TO BE DONE => Each entry that follows must be output without any deviation.

EXTRACTED INFORMATION =>
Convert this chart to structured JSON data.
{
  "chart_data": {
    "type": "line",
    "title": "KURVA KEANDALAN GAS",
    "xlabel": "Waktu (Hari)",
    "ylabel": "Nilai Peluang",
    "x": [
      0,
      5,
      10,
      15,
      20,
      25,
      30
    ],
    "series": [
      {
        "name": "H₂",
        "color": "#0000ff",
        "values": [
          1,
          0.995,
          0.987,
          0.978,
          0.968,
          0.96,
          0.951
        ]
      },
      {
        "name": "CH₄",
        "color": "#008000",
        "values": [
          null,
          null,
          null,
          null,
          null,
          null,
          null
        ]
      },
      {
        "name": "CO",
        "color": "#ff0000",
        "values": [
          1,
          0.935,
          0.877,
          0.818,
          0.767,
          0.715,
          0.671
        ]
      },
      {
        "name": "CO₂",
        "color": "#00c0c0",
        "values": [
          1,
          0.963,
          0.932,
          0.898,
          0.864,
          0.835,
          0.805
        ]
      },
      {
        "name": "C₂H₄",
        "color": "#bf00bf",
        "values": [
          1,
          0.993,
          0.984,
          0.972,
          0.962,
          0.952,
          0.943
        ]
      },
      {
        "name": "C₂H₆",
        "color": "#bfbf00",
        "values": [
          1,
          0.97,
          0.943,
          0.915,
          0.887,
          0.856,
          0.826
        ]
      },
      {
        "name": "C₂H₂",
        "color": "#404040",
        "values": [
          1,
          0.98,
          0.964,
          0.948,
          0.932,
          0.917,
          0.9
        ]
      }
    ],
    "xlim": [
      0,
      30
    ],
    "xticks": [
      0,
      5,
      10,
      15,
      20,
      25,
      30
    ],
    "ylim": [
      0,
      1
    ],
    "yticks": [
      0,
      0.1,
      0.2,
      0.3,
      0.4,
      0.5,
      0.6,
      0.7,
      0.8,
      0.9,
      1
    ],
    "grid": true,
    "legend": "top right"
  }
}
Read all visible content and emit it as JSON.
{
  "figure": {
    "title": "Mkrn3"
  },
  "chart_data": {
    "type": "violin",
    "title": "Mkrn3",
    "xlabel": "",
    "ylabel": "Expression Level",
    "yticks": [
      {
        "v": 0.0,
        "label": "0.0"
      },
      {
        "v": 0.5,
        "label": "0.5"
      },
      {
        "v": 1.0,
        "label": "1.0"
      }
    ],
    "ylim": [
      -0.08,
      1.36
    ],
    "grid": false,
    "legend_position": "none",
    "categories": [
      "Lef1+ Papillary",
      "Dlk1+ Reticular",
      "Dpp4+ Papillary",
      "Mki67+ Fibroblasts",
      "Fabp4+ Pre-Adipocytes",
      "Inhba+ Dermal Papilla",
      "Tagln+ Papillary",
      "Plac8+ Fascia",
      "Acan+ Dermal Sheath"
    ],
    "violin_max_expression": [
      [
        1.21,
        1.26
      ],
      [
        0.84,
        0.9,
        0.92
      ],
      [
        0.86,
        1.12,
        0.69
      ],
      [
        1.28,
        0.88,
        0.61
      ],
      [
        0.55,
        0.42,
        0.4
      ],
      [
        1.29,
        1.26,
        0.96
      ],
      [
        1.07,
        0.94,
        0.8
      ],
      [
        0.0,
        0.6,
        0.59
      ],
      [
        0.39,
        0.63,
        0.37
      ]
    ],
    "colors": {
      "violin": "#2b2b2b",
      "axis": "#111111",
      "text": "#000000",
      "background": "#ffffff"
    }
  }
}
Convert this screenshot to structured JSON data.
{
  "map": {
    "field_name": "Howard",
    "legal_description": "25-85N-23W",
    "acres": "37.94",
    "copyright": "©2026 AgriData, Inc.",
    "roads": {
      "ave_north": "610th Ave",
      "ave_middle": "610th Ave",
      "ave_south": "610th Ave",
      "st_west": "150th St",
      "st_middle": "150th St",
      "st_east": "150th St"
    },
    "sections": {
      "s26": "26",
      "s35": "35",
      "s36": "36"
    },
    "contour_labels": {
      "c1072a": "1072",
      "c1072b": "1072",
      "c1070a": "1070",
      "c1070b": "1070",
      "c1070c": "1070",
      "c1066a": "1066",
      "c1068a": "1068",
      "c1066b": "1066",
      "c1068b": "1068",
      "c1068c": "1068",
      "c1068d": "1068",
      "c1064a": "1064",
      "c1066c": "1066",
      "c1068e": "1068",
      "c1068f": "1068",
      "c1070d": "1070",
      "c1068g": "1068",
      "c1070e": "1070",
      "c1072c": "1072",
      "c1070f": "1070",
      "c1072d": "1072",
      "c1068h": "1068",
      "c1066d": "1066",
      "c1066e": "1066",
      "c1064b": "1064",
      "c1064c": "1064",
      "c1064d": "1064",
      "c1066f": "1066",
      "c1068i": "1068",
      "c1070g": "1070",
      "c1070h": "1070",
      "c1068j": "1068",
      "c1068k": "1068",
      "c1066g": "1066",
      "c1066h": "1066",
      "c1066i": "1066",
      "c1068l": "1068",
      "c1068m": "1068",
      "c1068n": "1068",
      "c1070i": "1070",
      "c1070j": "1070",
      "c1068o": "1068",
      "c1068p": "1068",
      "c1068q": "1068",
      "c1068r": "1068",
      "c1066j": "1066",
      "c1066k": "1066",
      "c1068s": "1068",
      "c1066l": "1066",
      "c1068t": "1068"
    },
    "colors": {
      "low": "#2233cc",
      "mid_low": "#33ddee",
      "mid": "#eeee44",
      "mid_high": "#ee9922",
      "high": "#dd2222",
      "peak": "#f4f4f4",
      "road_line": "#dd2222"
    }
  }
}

REPLY =>
Convert this chart to structured JSON data.
{
  "chart_data": {
    "type": "line",
    "title": "KURVA KEANDALAN GAS",
    "xlabel": "Waktu (Hari)",
    "ylabel": "Nilai Peluang",
    "x": [
      0,
      5,
      10,
      15,
      20,
      25,
      30
    ],
    "series": [
      {
        "name": "H₂",
        "color": "#0000ff",
        "values": [
          1,
          0.995,
          0.987,
          0.978,
          0.968,
          0.96,
          0.951
        ]
      },
      {
        "name": "CH₄",
        "color": "#008000",
        "values": [
          null,
          null,
          null,
          null,
          null,
          null,
          null
        ]
      },
      {
        "name": "CO",
        "color": "#ff0000",
        "values": [
          1,
          0.935,
          0.877,
          0.818,
          0.767,
          0.715,
          0.671
        ]
      },
      {
        "name": "CO₂",
        "color": "#00c0c0",
        "values": [
          1,
          0.963,
          0.932,
          0.898,
          0.864,
          0.835,
          0.805
        ]
      },
      {
        "name": "C₂H₄",
        "color": "#bf00bf",
        "values": [
          1,
          0.993,
          0.984,
          0.972,
          0.962,
          0.952,
          0.943
        ]
      },
      {
        "name": "C₂H₆",
        "color": "#bfbf00",
        "values": [
          1,
          0.97,
          0.943,
          0.915,
          0.887,
          0.856,
          0.826
        ]
      },
      {
        "name": "C₂H₂",
        "color": "#404040",
        "values": [
          1,
          0.98,
          0.964,
          0.948,
          0.932,
          0.917,
          0.9
        ]
      }
    ],
    "xlim": [
      0,
      30
    ],
    "xticks": [
      0,
      5,
      10,
      15,
      20,
      25,
      30
    ],
    "ylim": [
      0,
      1
    ],
    "yticks": [
      0,
      0.1,
      0.2,
      0.3,
      0.4,
      0.5,
      0.6,
      0.7,
      0.8,
      0.9,
      1
    ],
    "grid": true,
    "legend": "top right"
  }
}
Read all visible content and emit it as JSON.
{
  "figure": {
    "title": "Mkrn3"
  },
  "chart_data": {
    "type": "violin",
    "title": "Mkrn3",
    "xlabel": "",
    "ylabel": "Expression Level",
    "yticks": [
      {
        "v": 0.0,
        "label": "0.0"
      },
      {
        "v": 0.5,
        "label": "0.5"
      },
      {
        "v": 1.0,
        "label": "1.0"
      }
    ],
    "ylim": [
      -0.08,
      1.36
    ],
    "grid": false,
    "legend_position": "none",
    "categories": [
      "Lef1+ Papillary",
      "Dlk1+ Reticular",
      "Dpp4+ Papillary",
      "Mki67+ Fibroblasts",
      "Fabp4+ Pre-Adipocytes",
      "Inhba+ Dermal Papilla",
      "Tagln+ Papillary",
      "Plac8+ Fascia",
      "Acan+ Dermal Sheath"
    ],
    "violin_max_expression": [
      [
        1.21,
        1.26
      ],
      [
        0.84,
        0.9,
        0.92
      ],
      [
        0.86,
        1.12,
        0.69
      ],
      [
        1.28,
        0.88,
        0.61
      ],
      [
        0.55,
        0.42,
        0.4
      ],
      [
        1.29,
        1.26,
        0.96
      ],
      [
        1.07,
        0.94,
        0.8
      ],
      [
        0.0,
        0.6,
        0.59
      ],
      [
        0.39,
        0.63,
        0.37
      ]
    ],
    "colors": {
      "violin": "#2b2b2b",
      "axis": "#111111",
      "text": "#000000",
      "background": "#ffffff"
    }
  }
}
Convert this screenshot to structured JSON data.
{
  "map": {
    "field_name": "Howard",
    "legal_description": "25-85N-23W",
    "acres": "37.94",
    "copyright": "©2026 AgriData, Inc.",
    "roads": {
      "ave_north": "610th Ave",
      "ave_middle": "610th Ave",
      "ave_south": "610th Ave",
      "st_west": "150th St",
      "st_middle": "150th St",
      "st_east": "150th St"
    },
    "sections": {
      "s26": "26",
      "s35": "35",
      "s36": "36"
    },
    "contour_labels": {
      "c1072a": "1072",
      "c1072b": "1072",
      "c1070a": "1070",
      "c1070b": "1070",
      "c1070c": "1070",
      "c1066a": "1066",
      "c1068a": "1068",
      "c1066b": "1066",
      "c1068b": "1068",
      "c1068c": "1068",
      "c1068d": "1068",
      "c1064a": "1064",
      "c1066c": "1066",
      "c1068e": "1068",
      "c1068f": "1068",
      "c1070d": "1070",
      "c1068g": "1068",
      "c1070e": "1070",
      "c1072c": "1072",
      "c1070f": "1070",
      "c1072d": "1072",
      "c1068h": "1068",
      "c1066d": "1066",
      "c1066e": "1066",
      "c1064b": "1064",
      "c1064c": "1064",
      "c1064d": "1064",
      "c1066f": "1066",
      "c1068i": "1068",
      "c1070g": "1070",
      "c1070h": "1070",
      "c1068j": "1068",
      "c1068k": "1068",
      "c1066g": "1066",
      "c1066h": "1066",
      "c1066i": "1066",
      "c1068l": "1068",
      "c1068m": "1068",
      "c1068n": "1068",
      "c1070i": "1070",
      "c1070j": "1070",
      "c1068o": "1068",
      "c1068p": "1068",
      "c1068q": "1068",
      "c1068r": "1068",
      "c1066j": "1066",
      "c1066k": "1066",
      "c1068s": "1068",
      "c1066l": "1066",
      "c1068t": "1068"
    },
    "colors": {
      "low": "#2233cc",
      "mid_low": "#33ddee",
      "mid": "#eeee44",
      "mid_high": "#ee9922",
      "high": "#dd2222",
      "peak": "#f4f4f4",
      "road_line": "#dd2222"
    }
  }
}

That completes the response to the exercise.